## WHAT THE TASK REQUIRES
Look through the data below. Show each line where the string "小鱼的哀求" occurs.

## TASK MATERIAL
◇ ◇ ◇
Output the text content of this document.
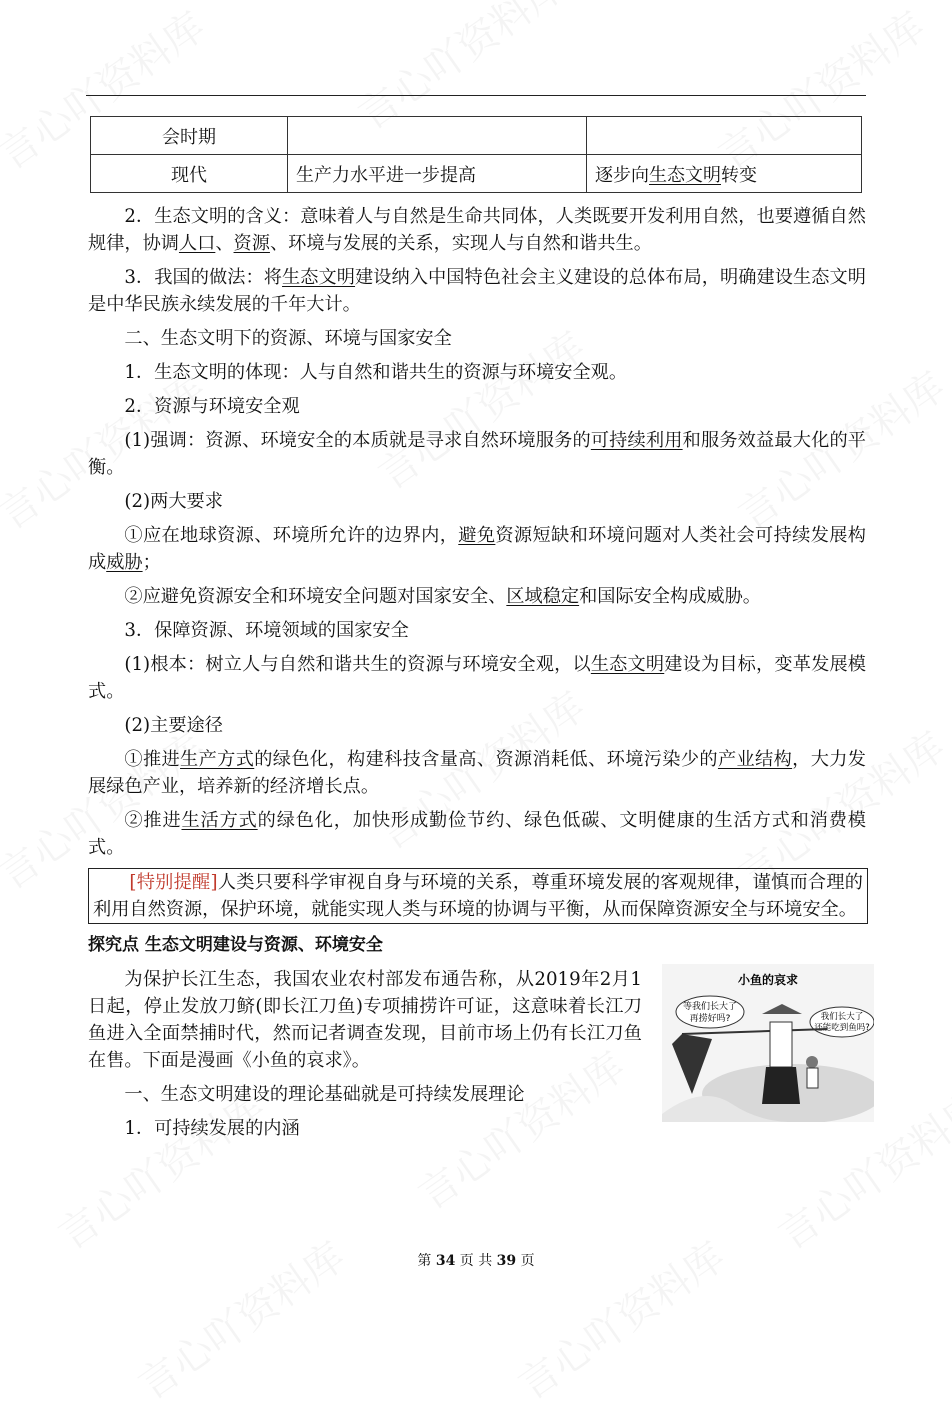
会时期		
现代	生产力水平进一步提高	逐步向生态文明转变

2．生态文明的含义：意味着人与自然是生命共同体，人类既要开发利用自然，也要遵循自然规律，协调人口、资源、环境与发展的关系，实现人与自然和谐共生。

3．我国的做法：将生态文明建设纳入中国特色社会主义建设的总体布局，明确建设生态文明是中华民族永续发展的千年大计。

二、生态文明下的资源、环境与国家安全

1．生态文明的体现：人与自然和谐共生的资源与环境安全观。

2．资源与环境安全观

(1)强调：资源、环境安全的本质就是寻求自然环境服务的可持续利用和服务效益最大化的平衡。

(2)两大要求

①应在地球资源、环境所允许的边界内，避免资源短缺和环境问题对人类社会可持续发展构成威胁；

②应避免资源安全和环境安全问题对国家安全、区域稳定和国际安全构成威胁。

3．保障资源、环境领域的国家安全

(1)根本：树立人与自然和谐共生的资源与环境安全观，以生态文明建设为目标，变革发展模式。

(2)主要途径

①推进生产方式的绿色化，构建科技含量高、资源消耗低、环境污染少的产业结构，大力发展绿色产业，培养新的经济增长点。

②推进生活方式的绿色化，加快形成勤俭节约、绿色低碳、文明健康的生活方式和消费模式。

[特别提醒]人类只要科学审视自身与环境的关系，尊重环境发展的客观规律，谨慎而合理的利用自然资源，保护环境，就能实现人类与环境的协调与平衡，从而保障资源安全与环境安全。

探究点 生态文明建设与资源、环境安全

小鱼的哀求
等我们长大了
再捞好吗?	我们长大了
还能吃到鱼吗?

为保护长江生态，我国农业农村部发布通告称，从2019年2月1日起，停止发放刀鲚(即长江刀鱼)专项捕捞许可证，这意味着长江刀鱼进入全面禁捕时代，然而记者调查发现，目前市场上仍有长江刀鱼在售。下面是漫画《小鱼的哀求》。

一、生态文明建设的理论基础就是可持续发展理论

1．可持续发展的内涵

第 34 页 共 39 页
◇ ◇ ◇
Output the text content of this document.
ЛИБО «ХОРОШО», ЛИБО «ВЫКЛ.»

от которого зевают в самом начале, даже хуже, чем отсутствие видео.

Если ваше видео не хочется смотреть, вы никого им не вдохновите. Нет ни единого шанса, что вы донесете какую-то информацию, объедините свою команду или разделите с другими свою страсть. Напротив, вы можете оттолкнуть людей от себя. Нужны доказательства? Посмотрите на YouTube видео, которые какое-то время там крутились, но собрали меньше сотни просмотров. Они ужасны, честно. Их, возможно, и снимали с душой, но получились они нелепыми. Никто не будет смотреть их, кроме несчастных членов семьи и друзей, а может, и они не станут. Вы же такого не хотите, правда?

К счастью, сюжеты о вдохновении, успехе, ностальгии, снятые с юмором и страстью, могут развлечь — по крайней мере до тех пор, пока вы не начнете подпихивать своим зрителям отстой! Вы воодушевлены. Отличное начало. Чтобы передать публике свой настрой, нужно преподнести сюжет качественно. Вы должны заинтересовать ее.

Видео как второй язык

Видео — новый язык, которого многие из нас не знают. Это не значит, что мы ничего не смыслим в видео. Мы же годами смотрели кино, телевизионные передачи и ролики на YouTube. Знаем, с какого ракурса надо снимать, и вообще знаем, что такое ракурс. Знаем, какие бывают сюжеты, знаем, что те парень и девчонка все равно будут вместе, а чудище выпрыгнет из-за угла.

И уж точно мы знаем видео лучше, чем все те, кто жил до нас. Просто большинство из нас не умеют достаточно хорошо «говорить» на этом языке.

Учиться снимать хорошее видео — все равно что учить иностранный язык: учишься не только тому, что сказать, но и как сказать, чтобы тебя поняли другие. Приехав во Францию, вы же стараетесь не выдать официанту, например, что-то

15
◇ ◇ ◇
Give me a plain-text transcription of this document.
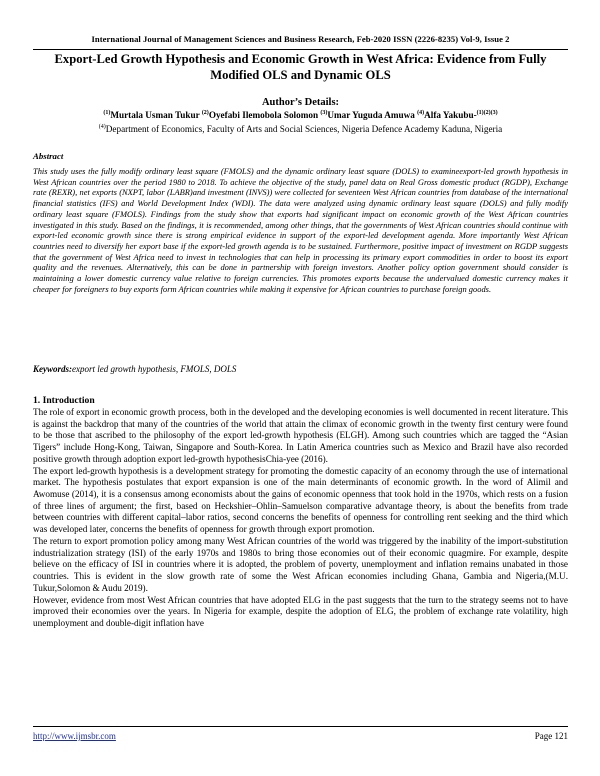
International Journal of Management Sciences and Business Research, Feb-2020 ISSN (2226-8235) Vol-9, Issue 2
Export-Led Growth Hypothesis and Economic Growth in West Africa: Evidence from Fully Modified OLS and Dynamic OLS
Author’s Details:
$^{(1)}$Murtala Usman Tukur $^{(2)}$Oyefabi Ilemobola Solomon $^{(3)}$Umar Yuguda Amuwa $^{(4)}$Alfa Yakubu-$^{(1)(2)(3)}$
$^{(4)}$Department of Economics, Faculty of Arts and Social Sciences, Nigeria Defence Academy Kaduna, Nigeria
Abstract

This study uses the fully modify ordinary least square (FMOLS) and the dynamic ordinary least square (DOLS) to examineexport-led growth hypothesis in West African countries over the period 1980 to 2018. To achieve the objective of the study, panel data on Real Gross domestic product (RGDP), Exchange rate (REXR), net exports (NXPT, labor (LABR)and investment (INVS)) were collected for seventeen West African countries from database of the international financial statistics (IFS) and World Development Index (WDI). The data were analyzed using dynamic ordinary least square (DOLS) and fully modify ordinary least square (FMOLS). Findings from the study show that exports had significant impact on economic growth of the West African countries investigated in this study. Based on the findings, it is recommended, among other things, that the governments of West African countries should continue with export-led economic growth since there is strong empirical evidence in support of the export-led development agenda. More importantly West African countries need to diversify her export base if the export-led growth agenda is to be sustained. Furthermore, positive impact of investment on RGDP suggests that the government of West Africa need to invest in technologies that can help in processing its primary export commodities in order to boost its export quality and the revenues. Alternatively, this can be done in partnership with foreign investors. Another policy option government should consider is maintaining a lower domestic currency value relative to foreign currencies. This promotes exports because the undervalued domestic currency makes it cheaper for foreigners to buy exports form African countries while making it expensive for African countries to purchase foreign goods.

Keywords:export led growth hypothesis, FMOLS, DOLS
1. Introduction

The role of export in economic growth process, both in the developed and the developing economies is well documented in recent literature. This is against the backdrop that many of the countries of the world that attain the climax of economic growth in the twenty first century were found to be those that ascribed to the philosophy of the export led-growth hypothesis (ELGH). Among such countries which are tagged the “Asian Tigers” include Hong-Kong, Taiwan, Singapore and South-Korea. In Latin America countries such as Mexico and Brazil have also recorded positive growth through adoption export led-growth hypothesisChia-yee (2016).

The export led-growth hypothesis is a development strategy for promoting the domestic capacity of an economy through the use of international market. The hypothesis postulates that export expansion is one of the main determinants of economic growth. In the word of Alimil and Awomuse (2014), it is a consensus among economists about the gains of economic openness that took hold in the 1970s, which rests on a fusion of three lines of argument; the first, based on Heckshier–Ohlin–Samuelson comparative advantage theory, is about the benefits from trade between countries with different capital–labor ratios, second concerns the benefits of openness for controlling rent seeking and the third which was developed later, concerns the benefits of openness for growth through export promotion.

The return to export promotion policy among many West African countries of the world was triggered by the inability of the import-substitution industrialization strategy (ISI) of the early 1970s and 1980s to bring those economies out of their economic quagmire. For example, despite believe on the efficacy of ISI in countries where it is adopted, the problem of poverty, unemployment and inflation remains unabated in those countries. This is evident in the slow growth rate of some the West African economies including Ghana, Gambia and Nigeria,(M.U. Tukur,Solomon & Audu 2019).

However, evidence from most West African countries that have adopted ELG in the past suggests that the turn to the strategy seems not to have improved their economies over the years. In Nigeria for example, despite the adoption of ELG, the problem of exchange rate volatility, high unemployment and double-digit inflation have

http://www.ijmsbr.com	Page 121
◇ ◇ ◇
## SOLUTION
小鱼的哀求
为保护长江生态，我国农业农村部发布通告称，从2019年2月1日起，停止发放刀鲚(即长江刀鱼)专项捕捞许可证，这意味着长江刀鱼进入全面禁捕时代，然而记者调查发现，目前市场上仍有长江刀鱼在售。下面是漫画《小鱼的哀求》。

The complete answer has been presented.